- **STATED GOAL**
Copy the data exactly as it appears, and do not include any pictures.

Data entries for graphics
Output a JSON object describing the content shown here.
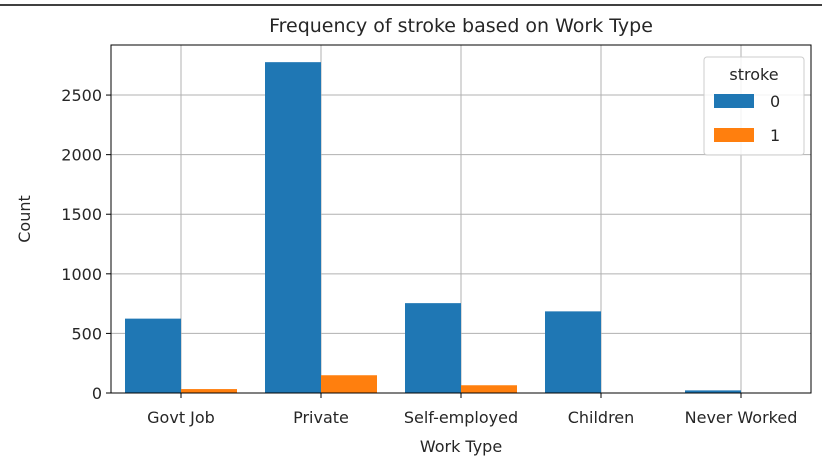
{
  "chart_data": {
    "type": "bar",
    "title": "Frequency of stroke based on Work Type",
    "xlabel": "Work Type",
    "ylabel": "Count",
    "categories": [
      "Govt Job",
      "Private",
      "Self-employed",
      "Children",
      "Never Worked"
    ],
    "series": [
      {
        "name": "0",
        "values": [
          624,
          2776,
          754,
          685,
          22
        ],
        "color": "#1f77b4"
      },
      {
        "name": "1",
        "values": [
          33,
          149,
          65,
          2,
          0
        ],
        "color": "#ff7f0e"
      }
    ],
    "ylim": [
      0,
      2920
    ],
    "yticks": [
      0,
      500,
      1000,
      1500,
      2000,
      2500
    ],
    "legend": {
      "title": "stroke",
      "position": "top-right"
    },
    "grid": true
  }
}
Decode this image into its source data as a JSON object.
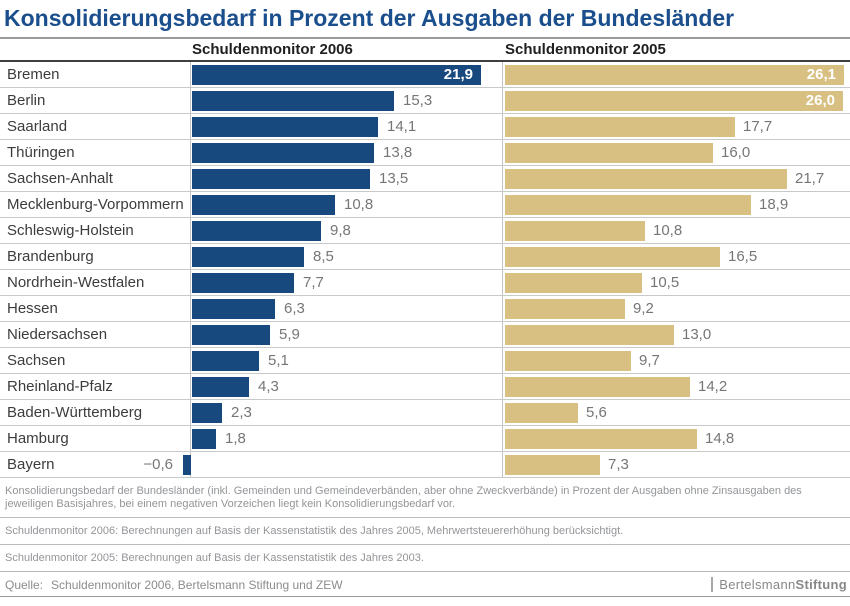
{
  "title": "Konsolidierungsbedarf in Prozent der Ausgaben der Bundesländer",
  "colors": {
    "title_blue": "#1A4E8C",
    "bar_2006_blue": "#17497F",
    "bar_2005_tan": "#D8C083",
    "value_label_gray": "#757678",
    "value_label_inside": "#FFFFFF",
    "state_label": "#3C3C3C",
    "footnote_gray": "#939598"
  },
  "chart_data": {
    "type": "bar",
    "orientation": "horizontal",
    "title": "Konsolidierungsbedarf in Prozent der Ausgaben der Bundesländer",
    "xlabel": "",
    "ylabel": "",
    "value_format": "decimal-comma",
    "legend_position": "column-headers",
    "xlim": [
      0,
      26.5
    ],
    "categories": [
      "Bremen",
      "Berlin",
      "Saarland",
      "Thüringen",
      "Sachsen-Anhalt",
      "Mecklenburg-Vorpommern",
      "Schleswig-Holstein",
      "Brandenburg",
      "Nordrhein-Westfalen",
      "Hessen",
      "Niedersachsen",
      "Sachsen",
      "Rheinland-Pfalz",
      "Baden-Württemberg",
      "Hamburg",
      "Bayern"
    ],
    "series": [
      {
        "name": "Schuldenmonitor 2006",
        "color": "#17497F",
        "values": [
          21.9,
          15.3,
          14.1,
          13.8,
          13.5,
          10.8,
          9.8,
          8.5,
          7.7,
          6.3,
          5.9,
          5.1,
          4.3,
          2.3,
          1.8,
          -0.6
        ],
        "value_labels": [
          "21,9",
          "15,3",
          "14,1",
          "13,8",
          "13,5",
          "10,8",
          "9,8",
          "8,5",
          "7,7",
          "6,3",
          "5,9",
          "5,1",
          "4,3",
          "2,3",
          "1,8",
          "−0,6"
        ]
      },
      {
        "name": "Schuldenmonitor 2005",
        "color": "#D8C083",
        "values": [
          26.1,
          26.0,
          17.7,
          16.0,
          21.7,
          18.9,
          10.8,
          16.5,
          10.5,
          9.2,
          13.0,
          9.7,
          14.2,
          5.6,
          14.8,
          7.3
        ],
        "value_labels": [
          "26,1",
          "26,0",
          "17,7",
          "16,0",
          "21,7",
          "18,9",
          "10,8",
          "16,5",
          "10,5",
          "9,2",
          "13,0",
          "9,7",
          "14,2",
          "5,6",
          "14,8",
          "7,3"
        ]
      }
    ]
  },
  "footnotes": [
    "Konsolidierungsbedarf der Bundesländer (inkl. Gemeinden und Gemeindeverbänden, aber ohne Zweckverbände) in Prozent der Ausgaben ohne Zinsausgaben des jeweiligen Basisjahres, bei einem negativen Vorzeichen liegt kein Konsolidierungsbedarf vor.",
    "Schuldenmonitor 2006: Berechnungen auf Basis der Kassenstatistik des Jahres 2005, Mehrwertsteuererhöhung berücksichtigt.",
    "Schuldenmonitor 2005: Berechnungen auf Basis der Kassenstatistik des Jahres 2003."
  ],
  "source": {
    "label": "Quelle:",
    "text": "Schuldenmonitor 2006,  Bertelsmann Stiftung und ZEW"
  },
  "logo": {
    "part1": "Bertelsmann",
    "part2": "Stiftung"
  }
}
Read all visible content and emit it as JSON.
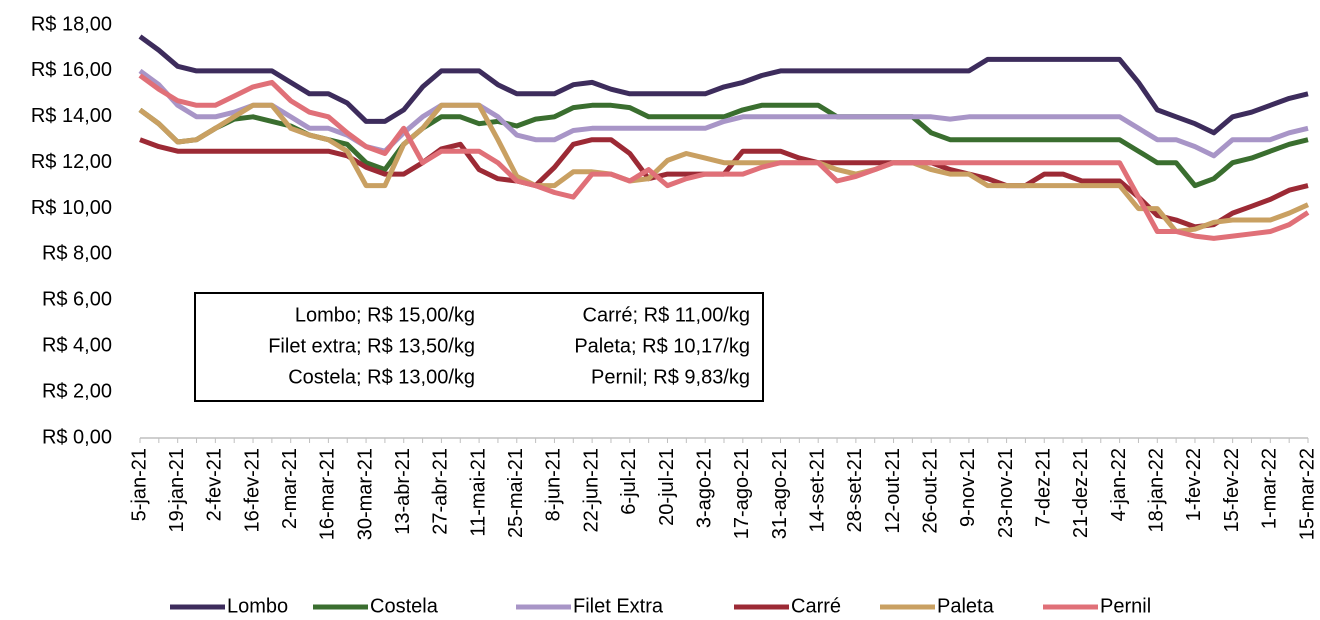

- **SOLUTION**
Output a JSON object describing the content shown here.
{
  "chart_data": {
    "type": "bar",
    "title": "Frequency of stroke based on Work Type",
    "xlabel": "Work Type",
    "ylabel": "Count",
    "categories": [
      "Govt Job",
      "Private",
      "Self-employed",
      "Children",
      "Never Worked"
    ],
    "series": [
      {
        "name": "0",
        "values": [
          624,
          2776,
          754,
          685,
          22
        ],
        "color": "#1f77b4"
      },
      {
        "name": "1",
        "values": [
          33,
          149,
          65,
          2,
          0
        ],
        "color": "#ff7f0e"
      }
    ],
    "ylim": [
      0,
      2920
    ],
    "yticks": [
      0,
      500,
      1000,
      1500,
      2000,
      2500
    ],
    "legend": {
      "title": "stroke",
      "position": "top-right"
    },
    "grid": true
  }
}
Decode this image into its source data as a JSON object.
{
  "title": "Konsolidierungsbedarf in Prozent der Ausgaben der Bundesländer",
  "colors": {
    "title_blue": "#1A4E8C",
    "bar_2006_blue": "#17497F",
    "bar_2005_tan": "#D8C083",
    "value_label_gray": "#757678",
    "value_label_inside": "#FFFFFF",
    "state_label": "#3C3C3C",
    "footnote_gray": "#939598"
  },
  "chart_data": {
    "type": "bar",
    "orientation": "horizontal",
    "title": "Konsolidierungsbedarf in Prozent der Ausgaben der Bundesländer",
    "xlabel": "",
    "ylabel": "",
    "value_format": "decimal-comma",
    "legend_position": "column-headers",
    "xlim": [
      0,
      26.5
    ],
    "categories": [
      "Bremen",
      "Berlin",
      "Saarland",
      "Thüringen",
      "Sachsen-Anhalt",
      "Mecklenburg-Vorpommern",
      "Schleswig-Holstein",
      "Brandenburg",
      "Nordrhein-Westfalen",
      "Hessen",
      "Niedersachsen",
      "Sachsen",
      "Rheinland-Pfalz",
      "Baden-Württemberg",
      "Hamburg",
      "Bayern"
    ],
    "series": [
      {
        "name": "Schuldenmonitor 2006",
        "color": "#17497F",
        "values": [
          21.9,
          15.3,
          14.1,
          13.8,
          13.5,
          10.8,
          9.8,
          8.5,
          7.7,
          6.3,
          5.9,
          5.1,
          4.3,
          2.3,
          1.8,
          -0.6
        ],
        "value_labels": [
          "21,9",
          "15,3",
          "14,1",
          "13,8",
          "13,5",
          "10,8",
          "9,8",
          "8,5",
          "7,7",
          "6,3",
          "5,9",
          "5,1",
          "4,3",
          "2,3",
          "1,8",
          "−0,6"
        ]
      },
      {
        "name": "Schuldenmonitor 2005",
        "color": "#D8C083",
        "values": [
          26.1,
          26.0,
          17.7,
          16.0,
          21.7,
          18.9,
          10.8,
          16.5,
          10.5,
          9.2,
          13.0,
          9.7,
          14.2,
          5.6,
          14.8,
          7.3
        ],
        "value_labels": [
          "26,1",
          "26,0",
          "17,7",
          "16,0",
          "21,7",
          "18,9",
          "10,8",
          "16,5",
          "10,5",
          "9,2",
          "13,0",
          "9,7",
          "14,2",
          "5,6",
          "14,8",
          "7,3"
        ]
      }
    ]
  },
  "footnotes": [
    "Konsolidierungsbedarf der Bundesländer (inkl. Gemeinden und Gemeindeverbänden, aber ohne Zweckverbände) in Prozent der Ausgaben ohne Zinsausgaben des jeweiligen Basisjahres, bei einem negativen Vorzeichen liegt kein Konsolidierungsbedarf vor.",
    "Schuldenmonitor 2006: Berechnungen auf Basis der Kassenstatistik des Jahres 2005, Mehrwertsteuererhöhung berücksichtigt.",
    "Schuldenmonitor 2005: Berechnungen auf Basis der Kassenstatistik des Jahres 2003."
  ],
  "source": {
    "label": "Quelle:",
    "text": "Schuldenmonitor 2006,  Bertelsmann Stiftung und ZEW"
  },
  "logo": {
    "part1": "Bertelsmann",
    "part2": "Stiftung"
  }
}
Read all visible content and emit it as JSON.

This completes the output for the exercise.